▶ [Set exercise]
Copy all lines in which the word "drink" can be found.

* begin *

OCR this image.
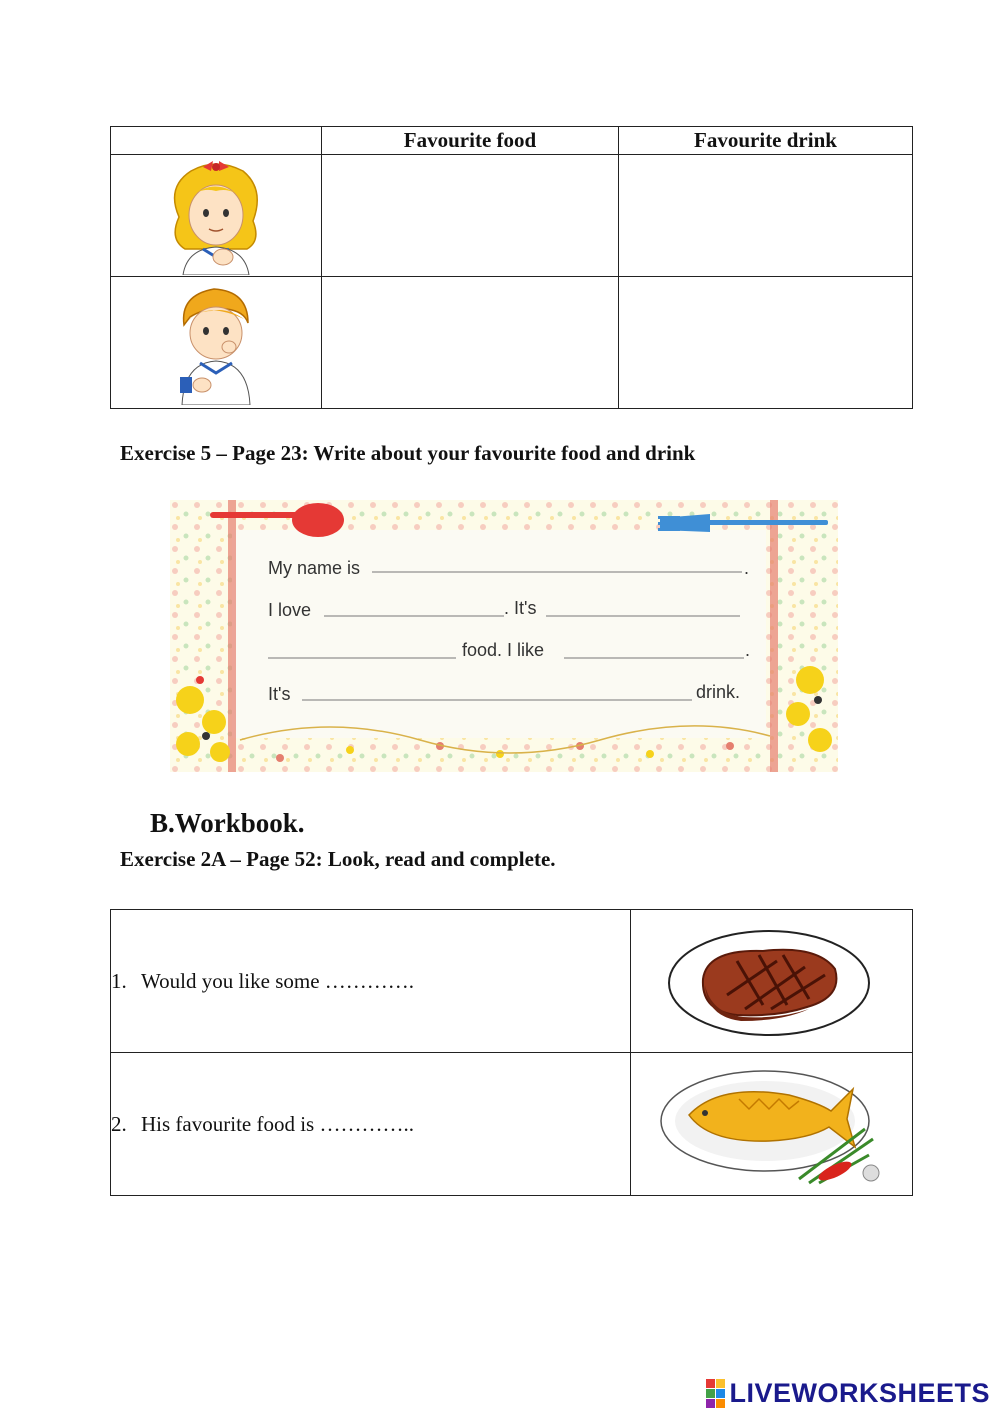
	Favourite food	Favourite drink

Exercise 5 – Page 23: Write about your favourite food and drink
My name is	.
I love	. It's
food. I like	.
It's	drink.
B.Workbook.
Exercise 2A – Page 52: Look, read and complete.
1. Would you like some ………….	

2. His favourite food is …………..	
LIVEWORKSHEETS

* end *

▶ [Answer]
	Favourite food	Favourite drink
Exercise 5 – Page 23: Write about your favourite food and drink
It's	drink.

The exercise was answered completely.